## begin
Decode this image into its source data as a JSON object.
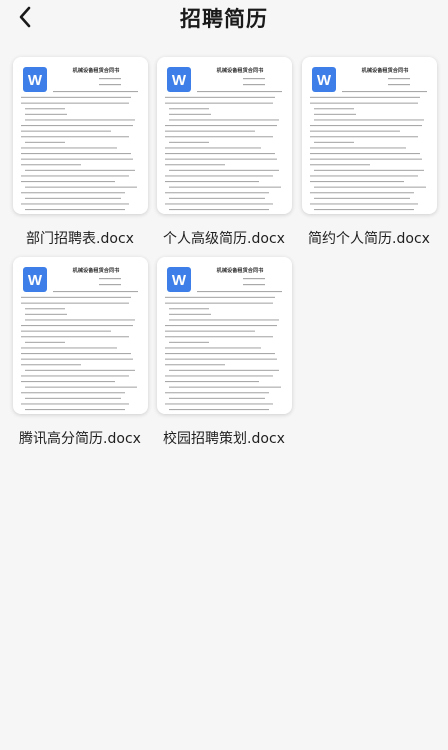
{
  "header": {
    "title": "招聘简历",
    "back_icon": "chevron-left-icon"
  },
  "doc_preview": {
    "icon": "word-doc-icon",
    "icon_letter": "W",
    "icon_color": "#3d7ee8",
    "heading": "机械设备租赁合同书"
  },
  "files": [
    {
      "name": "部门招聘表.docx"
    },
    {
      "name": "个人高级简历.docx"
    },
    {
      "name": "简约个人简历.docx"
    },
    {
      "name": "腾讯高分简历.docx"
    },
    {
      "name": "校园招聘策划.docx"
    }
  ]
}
## end
▶ _Objective_
Copy each line of the records precisely and drop any images they hold.

▶ _Solution_
Decode this image into its source data as a JSON object.
{
  "header": {
    "title": "招聘简历",
    "back_icon": "chevron-left-icon"
  },
  "doc_preview": {
    "icon": "word-doc-icon",
    "icon_letter": "W",
    "icon_color": "#3d7ee8",
    "heading": "机械设备租赁合同书"
  },
  "files": [
    {
      "name": "部门招聘表.docx"
    },
    {
      "name": "个人高级简历.docx"
    },
    {
      "name": "简约个人简历.docx"
    },
    {
      "name": "腾讯高分简历.docx"
    },
    {
      "name": "校园招聘策划.docx"
    }
  ]
}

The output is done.